— BEGIN Text passage —

Cape Romano is a cape on the Gulf Coast of Florida, United States, below Naples, just beyond the southwestern tip of Marco Island and northwest of the Ten Thousand Islands in Collier County.

Calusa Indians founded the settlement and called it Manataca. Juan Ponce de León briefly stopped at Manataca on his first trip from Puerto Rico to Florida, but the Indians tried to fight him off.

There are two competing theories about why the island is called Cape Romano. One theory that Cape Romano got its name from the survivors of a Romanian shipwreck that colonized the island in 1834.   Another undocumented theory is Cape Romano was named after it by British surveyor Bernard Roman who sailed by it in 1775.

Cape Romano is also the location of the country's first Romanian Orthodox Church. Completed in 1837, the ruins can still be found on the island just off the beach. It was destroyed in 1897 by a fire after multiple hurricanes forced the inhabitants from the Island.

— END Text passage —
— BEGIN Data segment —

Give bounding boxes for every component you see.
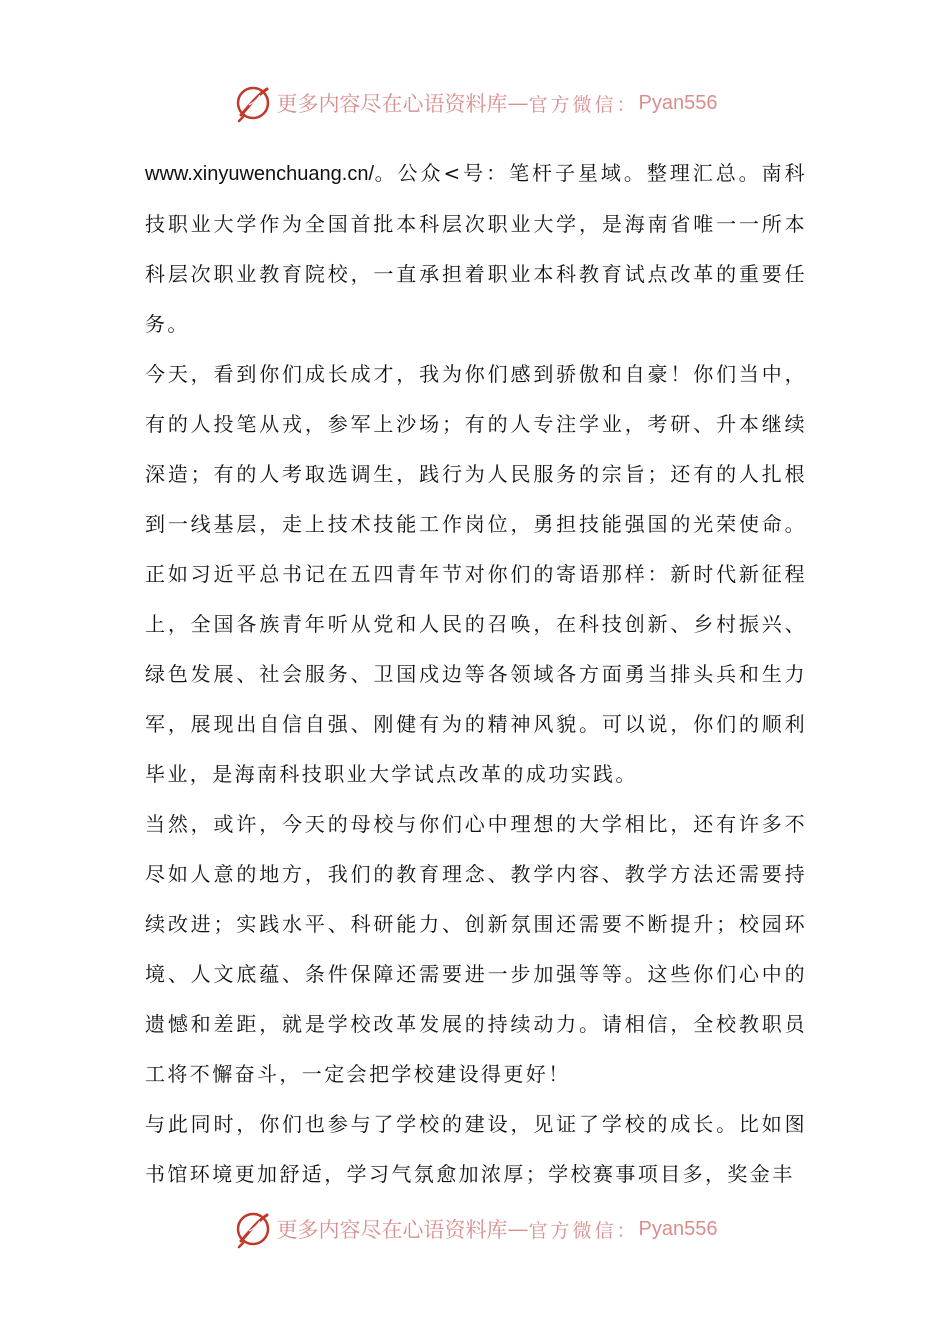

— END Data segment —

> **Task directions**: Please answer from the Cape Romano text: what name did the Calusa Indians give the settlement they founded?

> **Response to the task**: Manataca.